TASK DESCRIPTION: Update the records from the first line to the line with "19, 76, 63]" by replacing "bar" with "column" and leaving everything else unchanged. Give back only those lines.

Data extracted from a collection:

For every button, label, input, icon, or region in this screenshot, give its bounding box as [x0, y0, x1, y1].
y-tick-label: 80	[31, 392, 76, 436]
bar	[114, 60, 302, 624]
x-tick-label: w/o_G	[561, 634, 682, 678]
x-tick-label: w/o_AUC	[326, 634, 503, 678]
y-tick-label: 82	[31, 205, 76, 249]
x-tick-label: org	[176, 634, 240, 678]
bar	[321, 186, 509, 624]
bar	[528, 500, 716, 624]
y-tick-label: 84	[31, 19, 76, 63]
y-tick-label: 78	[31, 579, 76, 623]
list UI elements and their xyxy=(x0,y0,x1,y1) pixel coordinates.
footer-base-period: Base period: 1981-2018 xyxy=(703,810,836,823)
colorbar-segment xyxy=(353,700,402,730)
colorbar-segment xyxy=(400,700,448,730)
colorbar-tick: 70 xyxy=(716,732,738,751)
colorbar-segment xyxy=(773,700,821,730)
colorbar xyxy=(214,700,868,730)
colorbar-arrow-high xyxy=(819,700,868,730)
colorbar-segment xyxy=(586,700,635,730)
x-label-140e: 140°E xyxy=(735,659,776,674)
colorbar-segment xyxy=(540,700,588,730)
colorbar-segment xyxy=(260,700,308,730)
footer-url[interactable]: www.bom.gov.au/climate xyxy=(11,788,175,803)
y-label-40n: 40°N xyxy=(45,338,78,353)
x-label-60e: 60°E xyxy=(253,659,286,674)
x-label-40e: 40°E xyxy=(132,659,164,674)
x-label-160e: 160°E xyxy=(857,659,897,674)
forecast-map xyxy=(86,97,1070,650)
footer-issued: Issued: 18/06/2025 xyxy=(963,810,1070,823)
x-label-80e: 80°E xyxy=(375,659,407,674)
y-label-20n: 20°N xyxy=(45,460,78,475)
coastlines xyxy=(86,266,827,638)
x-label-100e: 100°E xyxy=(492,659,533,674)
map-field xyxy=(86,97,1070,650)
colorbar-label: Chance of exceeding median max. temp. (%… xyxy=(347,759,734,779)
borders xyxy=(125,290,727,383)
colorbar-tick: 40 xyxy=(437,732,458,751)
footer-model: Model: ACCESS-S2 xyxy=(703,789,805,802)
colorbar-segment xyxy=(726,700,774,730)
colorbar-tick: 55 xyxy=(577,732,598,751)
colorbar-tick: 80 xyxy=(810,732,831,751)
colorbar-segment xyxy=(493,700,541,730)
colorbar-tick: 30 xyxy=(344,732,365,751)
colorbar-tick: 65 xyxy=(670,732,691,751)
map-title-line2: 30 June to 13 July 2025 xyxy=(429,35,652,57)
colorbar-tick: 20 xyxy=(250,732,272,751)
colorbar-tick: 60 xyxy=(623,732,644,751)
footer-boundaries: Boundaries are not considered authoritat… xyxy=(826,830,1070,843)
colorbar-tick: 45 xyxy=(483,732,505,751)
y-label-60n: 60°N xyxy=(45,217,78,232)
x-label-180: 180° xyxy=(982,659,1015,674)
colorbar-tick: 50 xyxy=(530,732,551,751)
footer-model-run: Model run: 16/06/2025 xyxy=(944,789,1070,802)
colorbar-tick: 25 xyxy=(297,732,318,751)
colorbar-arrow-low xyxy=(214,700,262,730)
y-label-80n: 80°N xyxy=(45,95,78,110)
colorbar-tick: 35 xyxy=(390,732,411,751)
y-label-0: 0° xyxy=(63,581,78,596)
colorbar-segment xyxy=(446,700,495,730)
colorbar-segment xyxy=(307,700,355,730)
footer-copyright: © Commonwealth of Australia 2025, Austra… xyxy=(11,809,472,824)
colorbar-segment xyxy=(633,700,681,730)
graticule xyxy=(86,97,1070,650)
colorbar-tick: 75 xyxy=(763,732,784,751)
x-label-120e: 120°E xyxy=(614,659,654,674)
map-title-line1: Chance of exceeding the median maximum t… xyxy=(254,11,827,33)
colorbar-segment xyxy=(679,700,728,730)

THE ANSWER:
For every button, label, input, icon, or region in this screenshot, give its bounding box as [x0, y0, x1, y1].
y-tick-label: 80	[31, 392, 76, 436]
column	[114, 60, 302, 624]
x-tick-label: w/o_G	[561, 634, 682, 678]
x-tick-label: w/o_AUC	[326, 634, 503, 678]
y-tick-label: 82	[31, 205, 76, 249]
x-tick-label: org	[176, 634, 240, 678]
column	[321, 186, 509, 624]
column	[528, 500, 716, 624]
y-tick-label: 84	[31, 19, 76, 63]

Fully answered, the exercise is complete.